===== DATA FOR THIS TASK

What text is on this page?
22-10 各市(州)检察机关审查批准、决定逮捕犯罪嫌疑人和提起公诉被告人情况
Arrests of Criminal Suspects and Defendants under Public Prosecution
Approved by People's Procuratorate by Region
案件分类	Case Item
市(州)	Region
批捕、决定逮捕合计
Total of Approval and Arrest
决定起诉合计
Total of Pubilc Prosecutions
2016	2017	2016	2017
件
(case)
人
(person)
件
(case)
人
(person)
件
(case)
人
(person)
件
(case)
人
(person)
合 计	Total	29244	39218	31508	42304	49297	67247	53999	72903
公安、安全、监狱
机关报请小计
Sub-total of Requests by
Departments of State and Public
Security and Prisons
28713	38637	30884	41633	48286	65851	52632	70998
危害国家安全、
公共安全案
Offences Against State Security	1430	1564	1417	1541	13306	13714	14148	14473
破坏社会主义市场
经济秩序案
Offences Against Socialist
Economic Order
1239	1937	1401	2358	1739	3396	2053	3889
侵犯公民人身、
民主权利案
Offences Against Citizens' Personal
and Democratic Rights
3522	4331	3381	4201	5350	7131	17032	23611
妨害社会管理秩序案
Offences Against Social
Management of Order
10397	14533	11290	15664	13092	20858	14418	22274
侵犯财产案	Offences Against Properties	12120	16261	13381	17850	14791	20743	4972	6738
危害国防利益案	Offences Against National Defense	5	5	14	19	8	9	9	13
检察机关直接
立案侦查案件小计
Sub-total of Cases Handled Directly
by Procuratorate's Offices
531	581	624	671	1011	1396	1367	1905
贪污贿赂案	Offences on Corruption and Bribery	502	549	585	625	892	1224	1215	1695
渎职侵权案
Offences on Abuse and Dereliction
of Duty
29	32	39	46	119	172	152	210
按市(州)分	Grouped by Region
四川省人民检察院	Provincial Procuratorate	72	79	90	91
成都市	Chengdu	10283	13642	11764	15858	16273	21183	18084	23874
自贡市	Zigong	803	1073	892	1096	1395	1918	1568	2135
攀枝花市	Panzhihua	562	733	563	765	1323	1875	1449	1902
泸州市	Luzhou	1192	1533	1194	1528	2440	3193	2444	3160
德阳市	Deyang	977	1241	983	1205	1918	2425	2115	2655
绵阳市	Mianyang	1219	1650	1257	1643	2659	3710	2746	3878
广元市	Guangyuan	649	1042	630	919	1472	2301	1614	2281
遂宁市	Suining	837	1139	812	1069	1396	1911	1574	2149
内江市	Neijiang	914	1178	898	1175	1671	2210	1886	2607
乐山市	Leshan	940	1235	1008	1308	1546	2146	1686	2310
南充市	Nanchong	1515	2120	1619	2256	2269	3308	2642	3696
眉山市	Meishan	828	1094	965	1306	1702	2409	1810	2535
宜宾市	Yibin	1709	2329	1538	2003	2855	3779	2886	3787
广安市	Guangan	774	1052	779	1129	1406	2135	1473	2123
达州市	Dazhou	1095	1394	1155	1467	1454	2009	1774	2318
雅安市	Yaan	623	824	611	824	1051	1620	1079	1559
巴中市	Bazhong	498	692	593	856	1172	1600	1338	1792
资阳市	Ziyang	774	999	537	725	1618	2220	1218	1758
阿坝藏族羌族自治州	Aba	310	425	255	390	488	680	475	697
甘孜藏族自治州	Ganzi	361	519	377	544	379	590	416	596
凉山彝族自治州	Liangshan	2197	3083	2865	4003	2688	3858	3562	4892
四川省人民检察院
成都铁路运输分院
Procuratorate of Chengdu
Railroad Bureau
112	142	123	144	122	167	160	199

==========

Pick out each line above that includes "Security" and show it.

Security and Prisons
Offences Against State Security	1430	1564	1417	1541	13306	13714	14148	14473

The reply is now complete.